■ Exercise material ■
* START *
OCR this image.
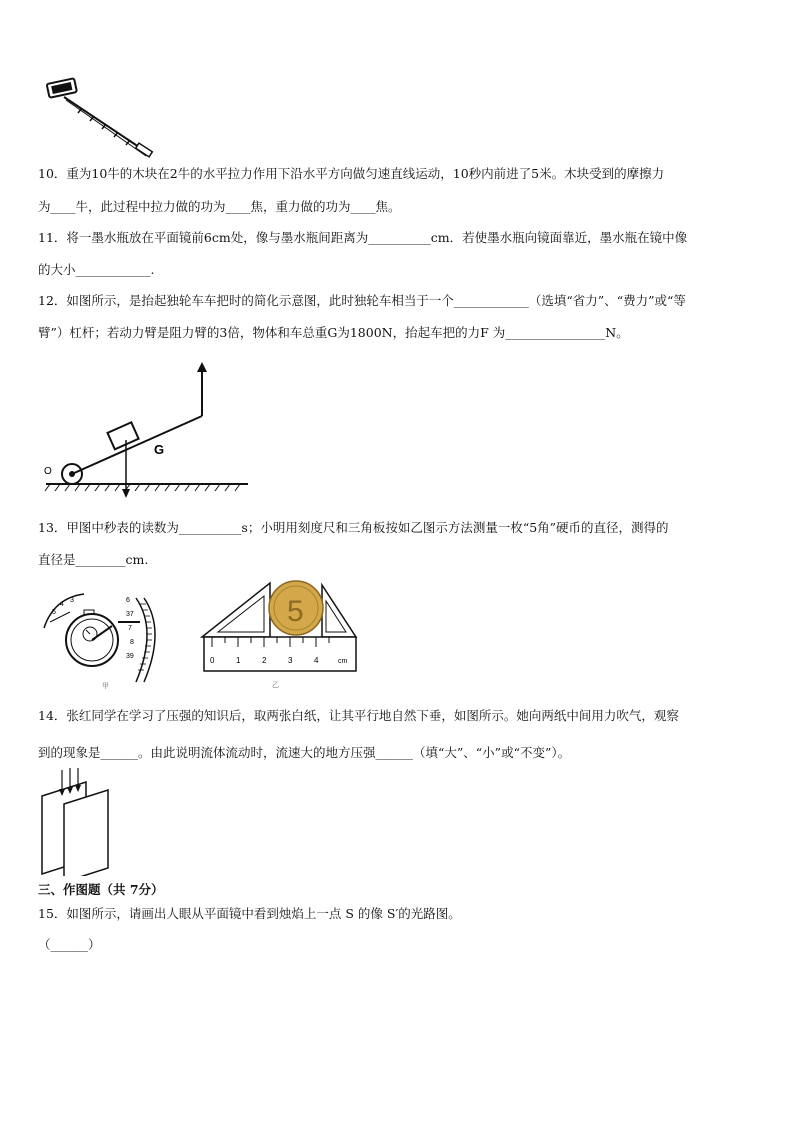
10．重为10牛的木块在2牛的水平拉力作用下沿水平方向做匀速直线运动，10秒内前进了5米。木块受到的摩擦力
为____牛，此过程中拉力做的功为____焦，重力做的功为____焦。
11．将一墨水瓶放在平面镜前6cm处，像与墨水瓶间距离为__________cm．若使墨水瓶向镜面靠近，墨水瓶在镜中像
的大小____________.
12．如图所示，是抬起独轮车车把时的简化示意图，此时独轮车相当于一个____________（选填“省力”、“费力”或“等
臂”）杠杆；若动力臂是阻力臂的3倍，物体和车总重G为1800N，抬起车把的力F 为________________N。
G
O
13．甲图中秒表的读数为__________s；小明用刻度尺和三角板按如乙图示方法测量一枚“5角”硬币的直径，测得的
直径是________cm.
4
3
5
6
37
7
8
39
甲
5
0	1	2	3	4	cm
乙
14．张红同学在学习了压强的知识后，取两张白纸，让其平行地自然下垂，如图所示。她向两纸中间用力吹气，观察
到的现象是______。由此说明流体流动时，流速大的地方压强______（填“大”、“小”或“不变”）。
三、作图题（共 7分）
15．如图所示，请画出人眼从平面镜中看到烛焰上一点 S 的像 S′的光路图。
（______）
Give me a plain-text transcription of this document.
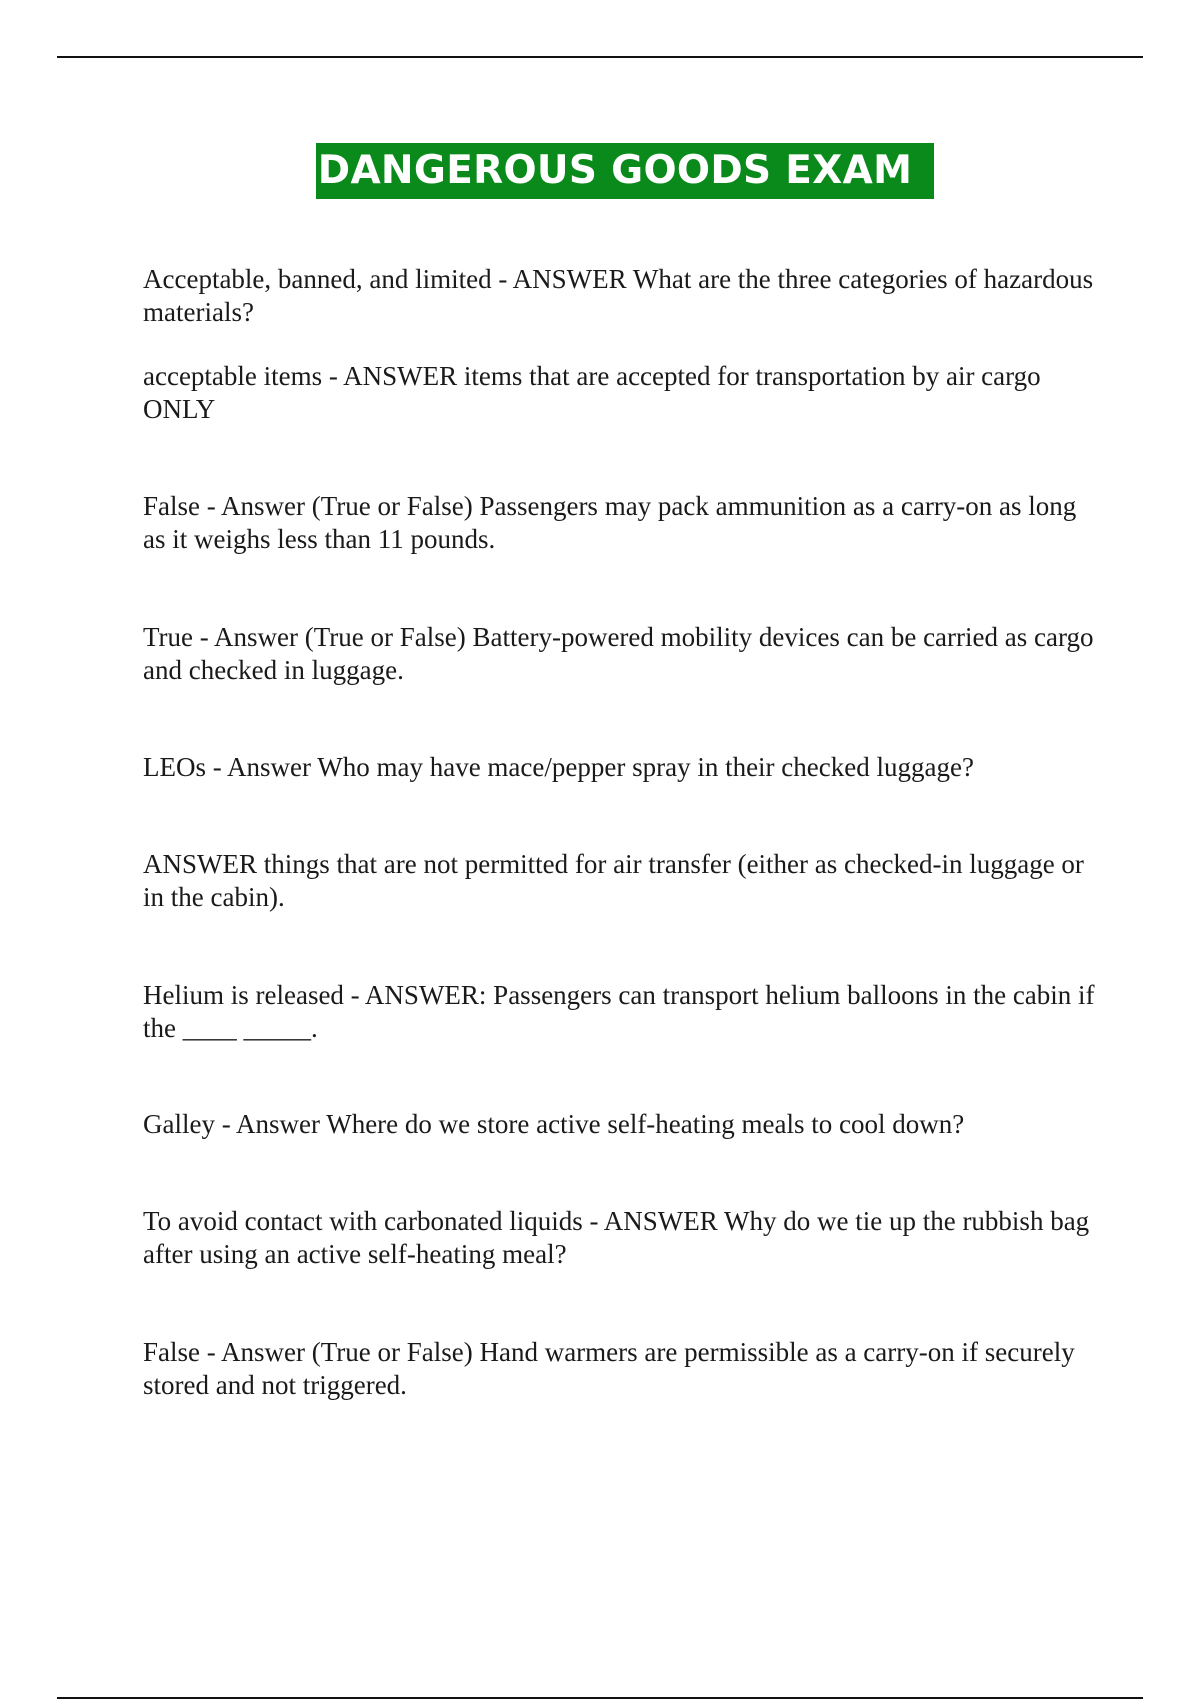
DANGEROUS GOODS EXAM

Acceptable, banned, and limited - ANSWER What are the three categories of hazardous materials?

acceptable items - ANSWER items that are accepted for transportation by air cargo ONLY

False - Answer (True or False) Passengers may pack ammunition as a carry-on as long as it weighs less than 11 pounds.

True - Answer (True or False) Battery-powered mobility devices can be carried as cargo and checked in luggage.

LEOs - Answer Who may have mace/pepper spray in their checked luggage?

ANSWER things that are not permitted for air transfer (either as checked-in luggage or in the cabin).

Helium is released - ANSWER: Passengers can transport helium balloons in the cabin if the ____ _____.

Galley - Answer Where do we store active self-heating meals to cool down?

To avoid contact with carbonated liquids - ANSWER Why do we tie up the rubbish bag after using an active self-heating meal?

False - Answer (True or False) Hand warmers are permissible as a carry-on if securely stored and not triggered.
* END *
■ Direction ■
Make a copy of each line that contains the string "False".

■ Task answer ■
False - Answer (True or False) Passengers may pack ammunition as a carry-on as long as it weighs less than 11 pounds.
True - Answer (True or False) Battery-powered mobility devices can be carried as cargo and checked in luggage.
False - Answer (True or False) Hand warmers are permissible as a carry-on if securely stored and not triggered.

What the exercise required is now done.